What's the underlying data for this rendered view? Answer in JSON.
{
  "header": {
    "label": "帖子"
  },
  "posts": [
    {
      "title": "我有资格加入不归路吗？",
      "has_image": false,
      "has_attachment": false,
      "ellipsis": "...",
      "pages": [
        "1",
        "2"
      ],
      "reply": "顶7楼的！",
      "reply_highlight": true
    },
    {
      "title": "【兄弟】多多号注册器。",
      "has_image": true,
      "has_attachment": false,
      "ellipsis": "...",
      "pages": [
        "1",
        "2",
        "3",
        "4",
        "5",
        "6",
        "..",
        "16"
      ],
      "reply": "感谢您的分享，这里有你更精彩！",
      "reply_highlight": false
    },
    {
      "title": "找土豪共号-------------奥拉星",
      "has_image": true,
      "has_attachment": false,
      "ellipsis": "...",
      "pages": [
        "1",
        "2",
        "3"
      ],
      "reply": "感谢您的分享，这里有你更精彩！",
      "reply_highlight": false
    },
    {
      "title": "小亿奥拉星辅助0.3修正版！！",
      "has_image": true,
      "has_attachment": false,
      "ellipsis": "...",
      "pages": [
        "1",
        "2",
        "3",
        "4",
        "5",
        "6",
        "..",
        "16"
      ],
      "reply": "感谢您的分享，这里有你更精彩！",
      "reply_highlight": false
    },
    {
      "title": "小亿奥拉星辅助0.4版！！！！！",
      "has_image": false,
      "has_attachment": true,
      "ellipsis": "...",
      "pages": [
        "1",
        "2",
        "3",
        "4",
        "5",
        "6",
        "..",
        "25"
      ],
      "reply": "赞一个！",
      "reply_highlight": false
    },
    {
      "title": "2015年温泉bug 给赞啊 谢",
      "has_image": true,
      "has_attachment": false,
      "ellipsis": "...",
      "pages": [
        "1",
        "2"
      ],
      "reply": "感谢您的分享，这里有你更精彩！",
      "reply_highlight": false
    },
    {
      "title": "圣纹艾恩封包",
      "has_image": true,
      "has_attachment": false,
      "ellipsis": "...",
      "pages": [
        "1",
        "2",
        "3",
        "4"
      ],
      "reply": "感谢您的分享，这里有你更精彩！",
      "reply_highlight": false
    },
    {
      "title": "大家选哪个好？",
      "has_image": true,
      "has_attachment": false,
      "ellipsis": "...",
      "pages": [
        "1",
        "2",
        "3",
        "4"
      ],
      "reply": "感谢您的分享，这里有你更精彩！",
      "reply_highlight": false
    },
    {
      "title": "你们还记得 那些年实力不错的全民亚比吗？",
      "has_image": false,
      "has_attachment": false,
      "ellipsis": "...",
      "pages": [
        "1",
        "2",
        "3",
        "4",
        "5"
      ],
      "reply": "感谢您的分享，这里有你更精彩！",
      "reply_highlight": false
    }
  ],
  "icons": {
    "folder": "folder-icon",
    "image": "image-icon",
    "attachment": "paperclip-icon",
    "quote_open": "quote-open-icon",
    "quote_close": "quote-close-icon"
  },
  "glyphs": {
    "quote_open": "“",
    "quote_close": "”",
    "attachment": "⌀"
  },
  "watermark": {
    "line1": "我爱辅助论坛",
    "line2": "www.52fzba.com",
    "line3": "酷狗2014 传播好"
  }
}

INSTRUCTION:
Reproduce all of the entries word for word.

TASK ANSWER:
What's the underlying data for this rendered view? Answer in JSON.
{
  "header": {
    "label": "帖子"
  },
  "posts": [
    {
      "title": "我有资格加入不归路吗？",
      "has_image": false,
      "has_attachment": false,
      "ellipsis": "...",
      "pages": [
        "1",
        "2"
      ],
      "reply": "顶7楼的！",
      "reply_highlight": true
    },
    {
      "title": "【兄弟】多多号注册器。",
      "has_image": true,
      "has_attachment": false,
      "ellipsis": "...",
      "pages": [
        "1",
        "2",
        "3",
        "4",
        "5",
        "6",
        "..",
        "16"
      ],
      "reply": "感谢您的分享，这里有你更精彩！",
      "reply_highlight": false
    },
    {
      "title": "找土豪共号-------------奥拉星",
      "has_image": true,
      "has_attachment": false,
      "ellipsis": "...",
      "pages": [
        "1",
        "2",
        "3"
      ],
      "reply": "感谢您的分享，这里有你更精彩！",
      "reply_highlight": false
    },
    {
      "title": "小亿奥拉星辅助0.3修正版！！",
      "has_image": true,
      "has_attachment": false,
      "ellipsis": "...",
      "pages": [
        "1",
        "2",
        "3",
        "4",
        "5",
        "6",
        "..",
        "16"
      ],
      "reply": "感谢您的分享，这里有你更精彩！",
      "reply_highlight": false
    },
    {
      "title": "小亿奥拉星辅助0.4版！！！！！",
      "has_image": false,
      "has_attachment": true,
      "ellipsis": "...",
      "pages": [
        "1",
        "2",
        "3",
        "4",
        "5",
        "6",
        "..",
        "25"
      ],
      "reply": "赞一个！",
      "reply_highlight": false
    },
    {
      "title": "2015年温泉bug 给赞啊 谢",
      "has_image": true,
      "has_attachment": false,
      "ellipsis": "...",
      "pages": [
        "1",
        "2"
      ],
      "reply": "感谢您的分享，这里有你更精彩！",
      "reply_highlight": false
    },
    {
      "title": "圣纹艾恩封包",
      "has_image": true,
      "has_attachment": false,
      "ellipsis": "...",
      "pages": [
        "1",
        "2",
        "3",
        "4"
      ],
      "reply": "感谢您的分享，这里有你更精彩！",
      "reply_highlight": false
    },
    {
      "title": "大家选哪个好？",
      "has_image": true,
      "has_attachment": false,
      "ellipsis": "...",
      "pages": [
        "1",
        "2",
        "3",
        "4"
      ],
      "reply": "感谢您的分享，这里有你更精彩！",
      "reply_highlight": false
    },
    {
      "title": "你们还记得 那些年实力不错的全民亚比吗？",
      "has_image": false,
      "has_attachment": false,
      "ellipsis": "...",
      "pages": [
        "1",
        "2",
        "3",
        "4",
        "5"
      ],
      "reply": "感谢您的分享，这里有你更精彩！",
      "reply_highlight": false
    }
  ],
  "icons": {
    "folder": "folder-icon",
    "image": "image-icon",
    "attachment": "paperclip-icon",
    "quote_open": "quote-open-icon",
    "quote_close": "quote-close-icon"
  },
  "glyphs": {
    "quote_open": "“",
    "quote_close": "”",
    "attachment": "⌀"
  },
  "watermark": {
    "line1": "我爱辅助论坛",
    "line2": "www.52fzba.com",
    "line3": "酷狗2014 传播好"
  }
}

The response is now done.